WORK TO BE COMPLETED
All entries are to be quoted exactly; the images stay out of the copy.

RECORDS FOR THE TASK

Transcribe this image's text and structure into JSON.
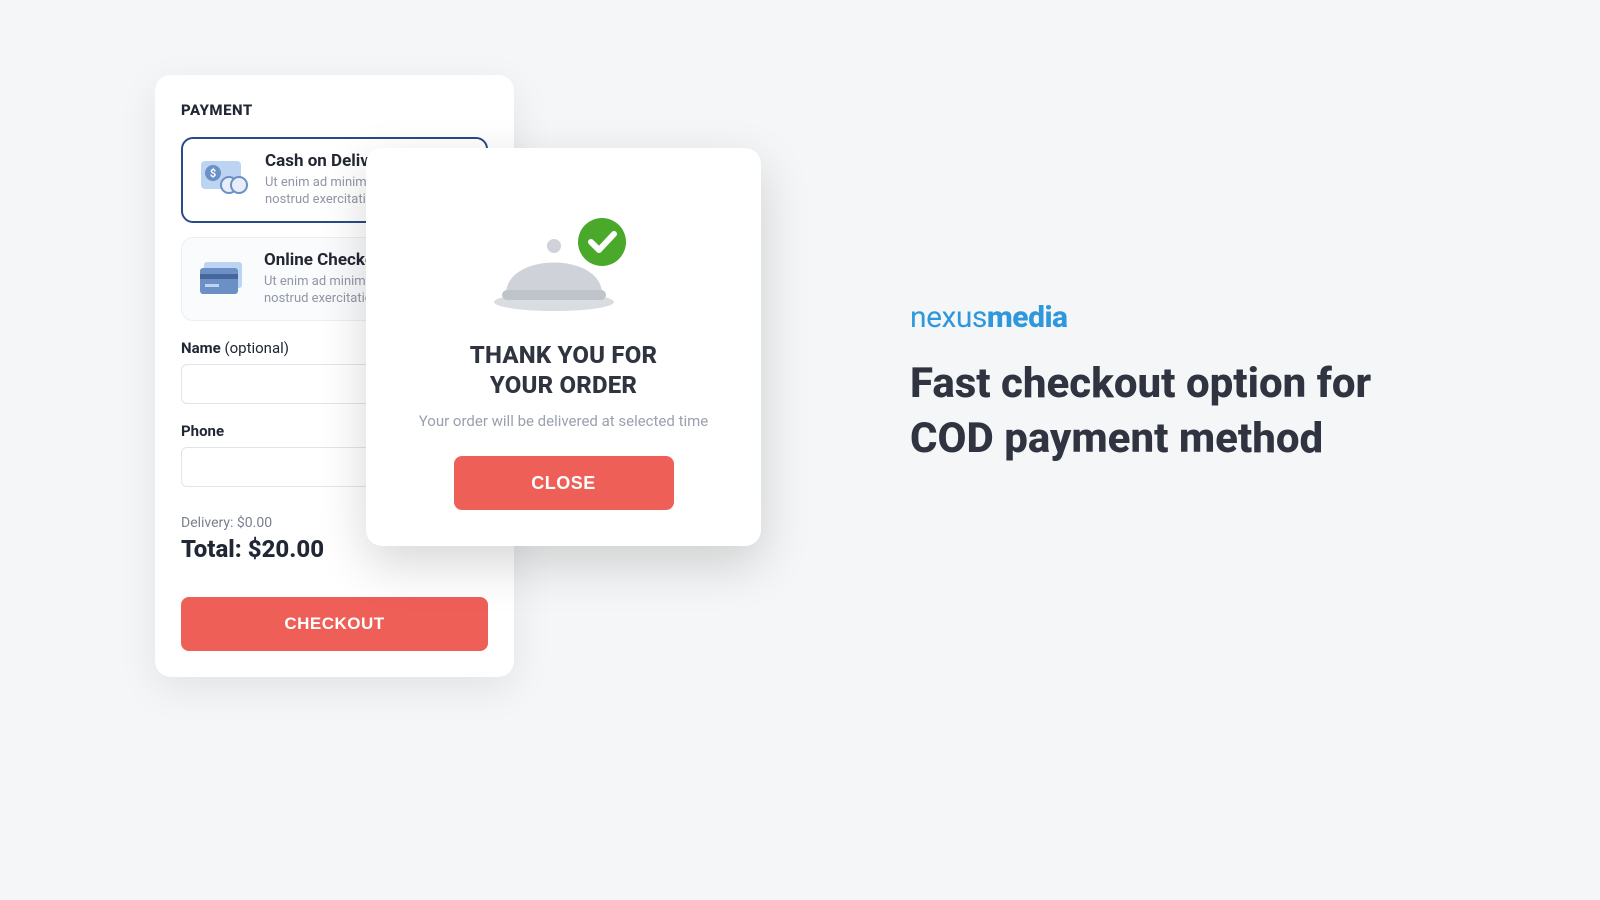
{
  "payment": {
    "title": "PAYMENT",
    "methods": [
      {
        "name": "Cash on Delivery",
        "desc": "Ut enim ad minim veniam, quis nostrud exercitation"
      },
      {
        "name": "Online Checkout",
        "desc": "Ut enim ad minim veniam, quis nostrud exercitation"
      }
    ],
    "name_label": "Name",
    "name_optional": "(optional)",
    "phone_label": "Phone",
    "delivery_label": "Delivery:",
    "delivery_value": "$0.00",
    "total_label": "Total:",
    "total_value": "$20.00",
    "checkout_button": "CHECKOUT"
  },
  "modal": {
    "title_line1": "THANK YOU FOR",
    "title_line2": "YOUR ORDER",
    "subtitle": "Your order will be delivered at selected time",
    "close_button": "CLOSE"
  },
  "marketing": {
    "brand_part1": "nexus",
    "brand_part2": "media",
    "headline": "Fast checkout option for COD payment method"
  },
  "colors": {
    "primary_border": "#274c86",
    "accent": "#ee5f58",
    "brand_blue": "#2f97db",
    "success": "#4aa92b"
  }
}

COMPLETE OUTPUT
Transcribe this image's text and structure into JSON.
{
  "payment": {
    "title": "PAYMENT",
    "methods": [
      {
        "name": "Cash on Delivery",
        "desc": "Ut enim ad minim veniam, quis nostrud exercitation"
      },
      {
        "name": "Online Checkout",
        "desc": "Ut enim ad minim veniam, quis nostrud exercitation"
      }
    ],
    "name_label": "Name",
    "name_optional": "(optional)",
    "phone_label": "Phone",
    "delivery_label": "Delivery:",
    "delivery_value": "$0.00",
    "total_label": "Total:",
    "total_value": "$20.00",
    "checkout_button": "CHECKOUT"
  },
  "modal": {
    "title_line1": "THANK YOU FOR",
    "title_line2": "YOUR ORDER",
    "subtitle": "Your order will be delivered at selected time",
    "close_button": "CLOSE"
  },
  "marketing": {
    "brand_part1": "nexus",
    "brand_part2": "media",
    "headline": "Fast checkout option for COD payment method"
  },
  "colors": {
    "primary_border": "#274c86",
    "accent": "#ee5f58",
    "brand_blue": "#2f97db",
    "success": "#4aa92b"
  }
}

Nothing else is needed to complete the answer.